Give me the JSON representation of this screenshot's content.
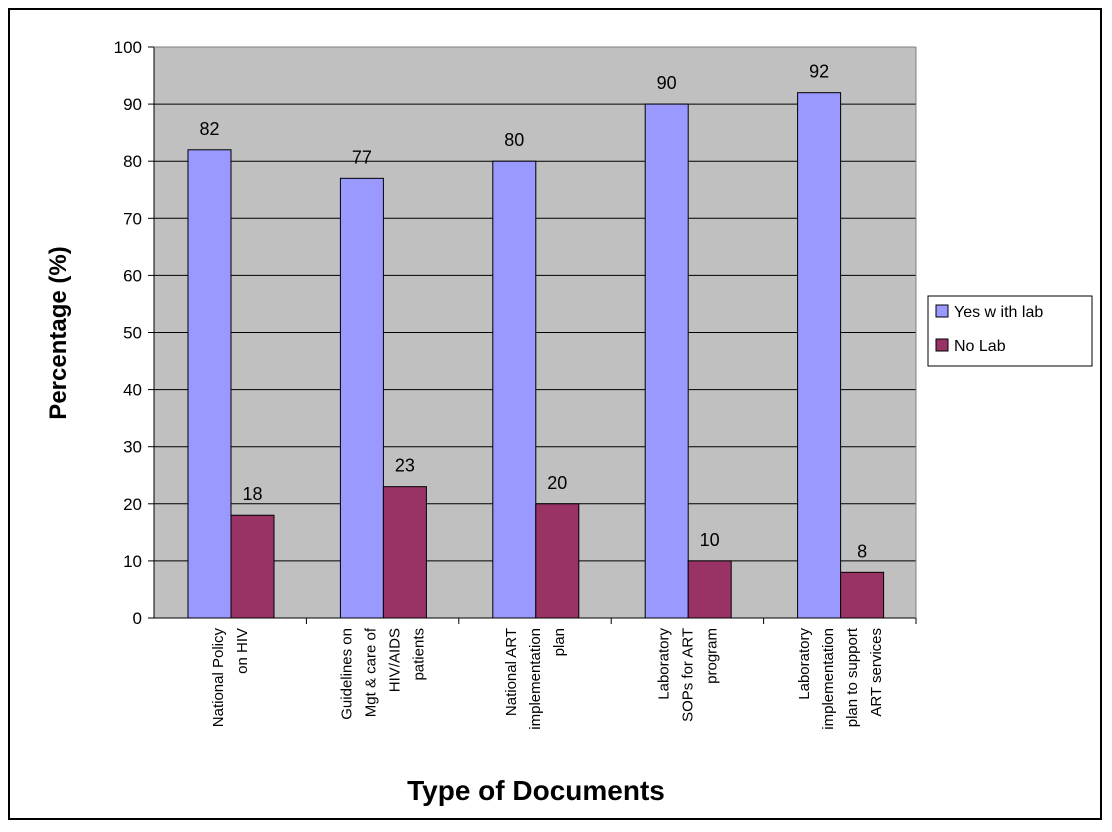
{
  "chart_data": {
    "type": "bar",
    "title": "",
    "xlabel": "Type of Documents",
    "ylabel": "Percentage (%)",
    "ylim": [
      0,
      100
    ],
    "yticks": [
      "0",
      "10",
      "20",
      "30",
      "40",
      "50",
      "60",
      "70",
      "80",
      "90",
      "100"
    ],
    "grid": true,
    "legend_position": "right",
    "categories": [
      [
        "National Policy",
        "on HIV"
      ],
      [
        "Guidelines on",
        "Mgt & care of",
        "HIV/AIDS",
        "patients"
      ],
      [
        "National ART",
        "implementation",
        "plan"
      ],
      [
        "Laboratory",
        "SOPs for ART",
        "program"
      ],
      [
        "Laboratory",
        "implementation",
        "plan to support",
        "ART services"
      ]
    ],
    "series": [
      {
        "name": "Yes w ith lab",
        "color": "#9999ff",
        "values": [
          82,
          77,
          80,
          90,
          92
        ],
        "labels": [
          "82",
          "77",
          "80",
          "90",
          "92"
        ]
      },
      {
        "name": "No Lab",
        "color": "#993366",
        "values": [
          18,
          23,
          20,
          10,
          8
        ],
        "labels": [
          "18",
          "23",
          "20",
          "10",
          "8"
        ]
      }
    ],
    "plot_background": "#c0c0c0"
  }
}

--*--

- About this exercise:
Retype each of the entries above exactly as it appears, with no pictures.

- Result for this exercise:
Give me the JSON representation of this screenshot's content.
{
  "chart_data": {
    "type": "bar",
    "title": "",
    "xlabel": "Type of Documents",
    "ylabel": "Percentage (%)",
    "ylim": [
      0,
      100
    ],
    "yticks": [
      "0",
      "10",
      "20",
      "30",
      "40",
      "50",
      "60",
      "70",
      "80",
      "90",
      "100"
    ],
    "grid": true,
    "legend_position": "right",
    "categories": [
      [
        "National Policy",
        "on HIV"
      ],
      [
        "Guidelines on",
        "Mgt & care of",
        "HIV/AIDS",
        "patients"
      ],
      [
        "National ART",
        "implementation",
        "plan"
      ],
      [
        "Laboratory",
        "SOPs for ART",
        "program"
      ],
      [
        "Laboratory",
        "implementation",
        "plan to support",
        "ART services"
      ]
    ],
    "series": [
      {
        "name": "Yes w ith lab",
        "color": "#9999ff",
        "values": [
          82,
          77,
          80,
          90,
          92
        ],
        "labels": [
          "82",
          "77",
          "80",
          "90",
          "92"
        ]
      },
      {
        "name": "No Lab",
        "color": "#993366",
        "values": [
          18,
          23,
          20,
          10,
          8
        ],
        "labels": [
          "18",
          "23",
          "20",
          "10",
          "8"
        ]
      }
    ],
    "plot_background": "#c0c0c0"
  }
}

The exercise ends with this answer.